■ Given task: Can the data below be echoed back word for word?

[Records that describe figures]
——
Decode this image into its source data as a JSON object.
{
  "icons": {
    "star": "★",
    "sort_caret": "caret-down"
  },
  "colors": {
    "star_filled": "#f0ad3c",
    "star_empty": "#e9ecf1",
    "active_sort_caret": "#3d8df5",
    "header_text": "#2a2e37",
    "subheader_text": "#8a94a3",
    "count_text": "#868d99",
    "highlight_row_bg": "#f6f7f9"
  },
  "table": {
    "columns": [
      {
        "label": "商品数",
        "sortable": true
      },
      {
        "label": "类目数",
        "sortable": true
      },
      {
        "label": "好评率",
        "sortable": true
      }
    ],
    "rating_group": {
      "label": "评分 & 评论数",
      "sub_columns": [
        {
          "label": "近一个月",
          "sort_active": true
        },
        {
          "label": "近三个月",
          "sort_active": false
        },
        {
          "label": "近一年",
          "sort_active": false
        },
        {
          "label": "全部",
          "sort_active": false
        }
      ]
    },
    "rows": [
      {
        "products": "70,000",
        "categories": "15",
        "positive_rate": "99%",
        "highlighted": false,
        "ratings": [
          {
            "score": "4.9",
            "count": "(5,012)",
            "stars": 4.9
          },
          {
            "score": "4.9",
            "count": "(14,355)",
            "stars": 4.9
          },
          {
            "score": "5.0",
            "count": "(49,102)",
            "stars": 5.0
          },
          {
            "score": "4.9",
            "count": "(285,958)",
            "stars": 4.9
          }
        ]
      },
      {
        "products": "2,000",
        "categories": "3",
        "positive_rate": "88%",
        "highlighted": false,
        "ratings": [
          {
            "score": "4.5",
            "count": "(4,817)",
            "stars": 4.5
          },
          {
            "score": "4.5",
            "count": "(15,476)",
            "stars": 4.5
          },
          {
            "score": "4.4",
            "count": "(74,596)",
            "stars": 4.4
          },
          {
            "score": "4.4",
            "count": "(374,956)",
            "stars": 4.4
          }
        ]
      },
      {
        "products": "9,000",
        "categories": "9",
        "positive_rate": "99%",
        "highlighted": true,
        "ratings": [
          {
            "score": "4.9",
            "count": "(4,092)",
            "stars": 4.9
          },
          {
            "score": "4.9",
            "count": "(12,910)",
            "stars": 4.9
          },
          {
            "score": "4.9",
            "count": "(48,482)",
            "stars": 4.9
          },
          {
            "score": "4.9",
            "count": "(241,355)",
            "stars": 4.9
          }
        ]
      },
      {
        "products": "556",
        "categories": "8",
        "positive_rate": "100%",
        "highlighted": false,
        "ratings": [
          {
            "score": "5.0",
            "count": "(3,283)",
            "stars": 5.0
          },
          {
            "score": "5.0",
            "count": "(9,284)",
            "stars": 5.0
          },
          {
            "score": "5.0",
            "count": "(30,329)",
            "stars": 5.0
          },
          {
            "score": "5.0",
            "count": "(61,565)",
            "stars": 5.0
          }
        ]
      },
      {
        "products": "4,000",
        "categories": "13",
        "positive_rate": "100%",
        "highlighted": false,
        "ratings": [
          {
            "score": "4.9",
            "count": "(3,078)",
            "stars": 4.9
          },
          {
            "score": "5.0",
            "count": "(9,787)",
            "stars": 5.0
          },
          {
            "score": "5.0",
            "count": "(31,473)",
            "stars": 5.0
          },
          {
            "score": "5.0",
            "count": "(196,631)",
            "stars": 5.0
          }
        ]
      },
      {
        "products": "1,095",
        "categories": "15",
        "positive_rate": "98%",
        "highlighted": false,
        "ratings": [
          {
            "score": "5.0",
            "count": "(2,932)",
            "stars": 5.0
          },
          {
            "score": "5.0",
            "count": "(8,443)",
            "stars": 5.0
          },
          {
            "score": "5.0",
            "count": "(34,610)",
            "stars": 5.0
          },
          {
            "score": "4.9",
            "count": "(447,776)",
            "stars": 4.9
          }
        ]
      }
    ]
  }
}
——
■ Result of this task:
Decode this image into its source data as a JSON object.
{
  "icons": {
    "star": "★",
    "sort_caret": "caret-down"
  },
  "colors": {
    "star_filled": "#f0ad3c",
    "star_empty": "#e9ecf1",
    "active_sort_caret": "#3d8df5",
    "header_text": "#2a2e37",
    "subheader_text": "#8a94a3",
    "count_text": "#868d99",
    "highlight_row_bg": "#f6f7f9"
  },
  "table": {
    "columns": [
      {
        "label": "商品数",
        "sortable": true
      },
      {
        "label": "类目数",
        "sortable": true
      },
      {
        "label": "好评率",
        "sortable": true
      }
    ],
    "rating_group": {
      "label": "评分 & 评论数",
      "sub_columns": [
        {
          "label": "近一个月",
          "sort_active": true
        },
        {
          "label": "近三个月",
          "sort_active": false
        },
        {
          "label": "近一年",
          "sort_active": false
        },
        {
          "label": "全部",
          "sort_active": false
        }
      ]
    },
    "rows": [
      {
        "products": "70,000",
        "categories": "15",
        "positive_rate": "99%",
        "highlighted": false,
        "ratings": [
          {
            "score": "4.9",
            "count": "(5,012)",
            "stars": 4.9
          },
          {
            "score": "4.9",
            "count": "(14,355)",
            "stars": 4.9
          },
          {
            "score": "5.0",
            "count": "(49,102)",
            "stars": 5.0
          },
          {
            "score": "4.9",
            "count": "(285,958)",
            "stars": 4.9
          }
        ]
      },
      {
        "products": "2,000",
        "categories": "3",
        "positive_rate": "88%",
        "highlighted": false,
        "ratings": [
          {
            "score": "4.5",
            "count": "(4,817)",
            "stars": 4.5
          },
          {
            "score": "4.5",
            "count": "(15,476)",
            "stars": 4.5
          },
          {
            "score": "4.4",
            "count": "(74,596)",
            "stars": 4.4
          },
          {
            "score": "4.4",
            "count": "(374,956)",
            "stars": 4.4
          }
        ]
      },
      {
        "products": "9,000",
        "categories": "9",
        "positive_rate": "99%",
        "highlighted": true,
        "ratings": [
          {
            "score": "4.9",
            "count": "(4,092)",
            "stars": 4.9
          },
          {
            "score": "4.9",
            "count": "(12,910)",
            "stars": 4.9
          },
          {
            "score": "4.9",
            "count": "(48,482)",
            "stars": 4.9
          },
          {
            "score": "4.9",
            "count": "(241,355)",
            "stars": 4.9
          }
        ]
      },
      {
        "products": "556",
        "categories": "8",
        "positive_rate": "100%",
        "highlighted": false,
        "ratings": [
          {
            "score": "5.0",
            "count": "(3,283)",
            "stars": 5.0
          },
          {
            "score": "5.0",
            "count": "(9,284)",
            "stars": 5.0
          },
          {
            "score": "5.0",
            "count": "(30,329)",
            "stars": 5.0
          },
          {
            "score": "5.0",
            "count": "(61,565)",
            "stars": 5.0
          }
        ]
      },
      {
        "products": "4,000",
        "categories": "13",
        "positive_rate": "100%",
        "highlighted": false,
        "ratings": [
          {
            "score": "4.9",
            "count": "(3,078)",
            "stars": 4.9
          },
          {
            "score": "5.0",
            "count": "(9,787)",
            "stars": 5.0
          },
          {
            "score": "5.0",
            "count": "(31,473)",
            "stars": 5.0
          },
          {
            "score": "5.0",
            "count": "(196,631)",
            "stars": 5.0
          }
        ]
      },
      {
        "products": "1,095",
        "categories": "15",
        "positive_rate": "98%",
        "highlighted": false,
        "ratings": [
          {
            "score": "5.0",
            "count": "(2,932)",
            "stars": 5.0
          },
          {
            "score": "5.0",
            "count": "(8,443)",
            "stars": 5.0
          },
          {
            "score": "5.0",
            "count": "(34,610)",
            "stars": 5.0
          },
          {
            "score": "4.9",
            "count": "(447,776)",
            "stars": 4.9
          }
        ]
      }
    ]
  }
}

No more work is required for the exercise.